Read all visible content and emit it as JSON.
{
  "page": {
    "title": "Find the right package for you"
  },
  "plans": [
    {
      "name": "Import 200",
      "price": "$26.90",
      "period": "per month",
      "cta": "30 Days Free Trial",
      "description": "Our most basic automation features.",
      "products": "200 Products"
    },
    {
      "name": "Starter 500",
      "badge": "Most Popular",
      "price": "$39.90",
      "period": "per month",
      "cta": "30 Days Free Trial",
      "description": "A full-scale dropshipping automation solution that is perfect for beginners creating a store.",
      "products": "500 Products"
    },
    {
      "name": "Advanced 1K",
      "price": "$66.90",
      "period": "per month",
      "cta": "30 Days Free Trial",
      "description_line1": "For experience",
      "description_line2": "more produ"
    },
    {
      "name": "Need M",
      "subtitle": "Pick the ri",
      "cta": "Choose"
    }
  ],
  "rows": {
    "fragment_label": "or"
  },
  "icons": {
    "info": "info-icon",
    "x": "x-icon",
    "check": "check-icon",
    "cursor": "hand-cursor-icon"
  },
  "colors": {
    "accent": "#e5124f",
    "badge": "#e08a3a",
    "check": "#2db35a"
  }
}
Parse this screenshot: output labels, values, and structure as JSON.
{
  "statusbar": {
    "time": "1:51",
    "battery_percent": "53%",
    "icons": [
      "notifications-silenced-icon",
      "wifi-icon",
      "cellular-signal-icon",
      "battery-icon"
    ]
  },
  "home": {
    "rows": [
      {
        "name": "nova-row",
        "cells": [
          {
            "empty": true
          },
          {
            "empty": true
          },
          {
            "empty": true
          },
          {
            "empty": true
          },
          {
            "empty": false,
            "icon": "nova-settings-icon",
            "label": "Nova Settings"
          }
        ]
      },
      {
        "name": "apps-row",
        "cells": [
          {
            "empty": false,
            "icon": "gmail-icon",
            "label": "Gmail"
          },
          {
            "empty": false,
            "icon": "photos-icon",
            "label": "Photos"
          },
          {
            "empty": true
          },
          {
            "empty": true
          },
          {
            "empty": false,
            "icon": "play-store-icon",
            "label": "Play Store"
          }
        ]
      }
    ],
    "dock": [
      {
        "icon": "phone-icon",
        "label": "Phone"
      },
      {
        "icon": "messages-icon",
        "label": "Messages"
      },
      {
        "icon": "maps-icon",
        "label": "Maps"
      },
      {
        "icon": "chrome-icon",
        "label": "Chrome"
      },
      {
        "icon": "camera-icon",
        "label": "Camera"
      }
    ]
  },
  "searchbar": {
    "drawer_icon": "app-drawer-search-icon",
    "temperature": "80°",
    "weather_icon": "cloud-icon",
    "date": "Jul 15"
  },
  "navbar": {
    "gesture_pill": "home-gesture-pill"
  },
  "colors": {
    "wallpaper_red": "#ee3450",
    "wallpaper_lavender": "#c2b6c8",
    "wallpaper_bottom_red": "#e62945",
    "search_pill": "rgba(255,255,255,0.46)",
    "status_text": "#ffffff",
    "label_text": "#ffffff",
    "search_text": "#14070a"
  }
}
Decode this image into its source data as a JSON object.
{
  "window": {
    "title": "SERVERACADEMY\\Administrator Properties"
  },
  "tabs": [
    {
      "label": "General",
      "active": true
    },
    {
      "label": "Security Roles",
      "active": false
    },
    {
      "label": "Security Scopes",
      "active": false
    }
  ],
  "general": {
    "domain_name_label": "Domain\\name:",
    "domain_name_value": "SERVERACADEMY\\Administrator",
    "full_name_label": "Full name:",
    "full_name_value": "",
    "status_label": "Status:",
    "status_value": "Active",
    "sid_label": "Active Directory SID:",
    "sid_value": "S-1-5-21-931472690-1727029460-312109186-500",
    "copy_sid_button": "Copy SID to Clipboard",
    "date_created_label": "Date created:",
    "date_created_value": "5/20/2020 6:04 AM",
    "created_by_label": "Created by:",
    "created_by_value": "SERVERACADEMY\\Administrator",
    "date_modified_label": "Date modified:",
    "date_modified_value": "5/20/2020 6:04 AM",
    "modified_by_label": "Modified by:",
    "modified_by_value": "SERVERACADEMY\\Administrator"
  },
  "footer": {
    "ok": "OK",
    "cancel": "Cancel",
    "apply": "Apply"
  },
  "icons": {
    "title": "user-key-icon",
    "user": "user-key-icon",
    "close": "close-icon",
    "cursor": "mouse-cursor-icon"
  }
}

......

Exercise brief: Your task is to quote the listing above word for word.

Task result:
Read all visible content and emit it as JSON.
{
  "page": {
    "title": "Find the right package for you"
  },
  "plans": [
    {
      "name": "Import 200",
      "price": "$26.90",
      "period": "per month",
      "cta": "30 Days Free Trial",
      "description": "Our most basic automation features.",
      "products": "200 Products"
    },
    {
      "name": "Starter 500",
      "badge": "Most Popular",
      "price": "$39.90",
      "period": "per month",
      "cta": "30 Days Free Trial",
      "description": "A full-scale dropshipping automation solution that is perfect for beginners creating a store.",
      "products": "500 Products"
    },
    {
      "name": "Advanced 1K",
      "price": "$66.90",
      "period": "per month",
      "cta": "30 Days Free Trial",
      "description_line1": "For experience",
      "description_line2": "more produ"
    },
    {
      "name": "Need M",
      "subtitle": "Pick the ri",
      "cta": "Choose"
    }
  ],
  "rows": {
    "fragment_label": "or"
  },
  "icons": {
    "info": "info-icon",
    "x": "x-icon",
    "check": "check-icon",
    "cursor": "hand-cursor-icon"
  },
  "colors": {
    "accent": "#e5124f",
    "badge": "#e08a3a",
    "check": "#2db35a"
  }
}
Parse this screenshot: output labels, values, and structure as JSON.
{
  "statusbar": {
    "time": "1:51",
    "battery_percent": "53%",
    "icons": [
      "notifications-silenced-icon",
      "wifi-icon",
      "cellular-signal-icon",
      "battery-icon"
    ]
  },
  "home": {
    "rows": [
      {
        "name": "nova-row",
        "cells": [
          {
            "empty": true
          },
          {
            "empty": true
          },
          {
            "empty": true
          },
          {
            "empty": true
          },
          {
            "empty": false,
            "icon": "nova-settings-icon",
            "label": "Nova Settings"
          }
        ]
      },
      {
        "name": "apps-row",
        "cells": [
          {
            "empty": false,
            "icon": "gmail-icon",
            "label": "Gmail"
          },
          {
            "empty": false,
            "icon": "photos-icon",
            "label": "Photos"
          },
          {
            "empty": true
          },
          {
            "empty": true
          },
          {
            "empty": false,
            "icon": "play-store-icon",
            "label": "Play Store"
          }
        ]
      }
    ],
    "dock": [
      {
        "icon": "phone-icon",
        "label": "Phone"
      },
      {
        "icon": "messages-icon",
        "label": "Messages"
      },
      {
        "icon": "maps-icon",
        "label": "Maps"
      },
      {
        "icon": "chrome-icon",
        "label": "Chrome"
      },
      {
        "icon": "camera-icon",
        "label": "Camera"
      }
    ]
  },
  "searchbar": {
    "drawer_icon": "app-drawer-search-icon",
    "temperature": "80°",
    "weather_icon": "cloud-icon",
    "date": "Jul 15"
  },
  "navbar": {
    "gesture_pill": "home-gesture-pill"
  },
  "colors": {
    "wallpaper_red": "#ee3450",
    "wallpaper_lavender": "#c2b6c8",
    "wallpaper_bottom_red": "#e62945",
    "search_pill": "rgba(255,255,255,0.46)",
    "status_text": "#ffffff",
    "label_text": "#ffffff",
    "search_text": "#14070a"
  }
}
Decode this image into its source data as a JSON object.
{
  "window": {
    "title": "SERVERACADEMY\\Administrator Properties"
  },
  "tabs": [
    {
      "label": "General",
      "active": true
    },
    {
      "label": "Security Roles",
      "active": false
    },
    {
      "label": "Security Scopes",
      "active": false
    }
  ],
  "general": {
    "domain_name_label": "Domain\\name:",
    "domain_name_value": "SERVERACADEMY\\Administrator",
    "full_name_label": "Full name:",
    "full_name_value": "",
    "status_label": "Status:",
    "status_value": "Active",
    "sid_label": "Active Directory SID:",
    "sid_value": "S-1-5-21-931472690-1727029460-312109186-500",
    "copy_sid_button": "Copy SID to Clipboard",
    "date_created_label": "Date created:",
    "date_created_value": "5/20/2020 6:04 AM",
    "created_by_label": "Created by:",
    "created_by_value": "SERVERACADEMY\\Administrator",
    "date_modified_label": "Date modified:",
    "date_modified_value": "5/20/2020 6:04 AM",
    "modified_by_label": "Modified by:",
    "modified_by_value": "SERVERACADEMY\\Administrator"
  },
  "footer": {
    "ok": "OK",
    "cancel": "Cancel",
    "apply": "Apply"
  },
  "icons": {
    "title": "user-key-icon",
    "user": "user-key-icon",
    "close": "close-icon",
    "cursor": "mouse-cursor-icon"
  }
}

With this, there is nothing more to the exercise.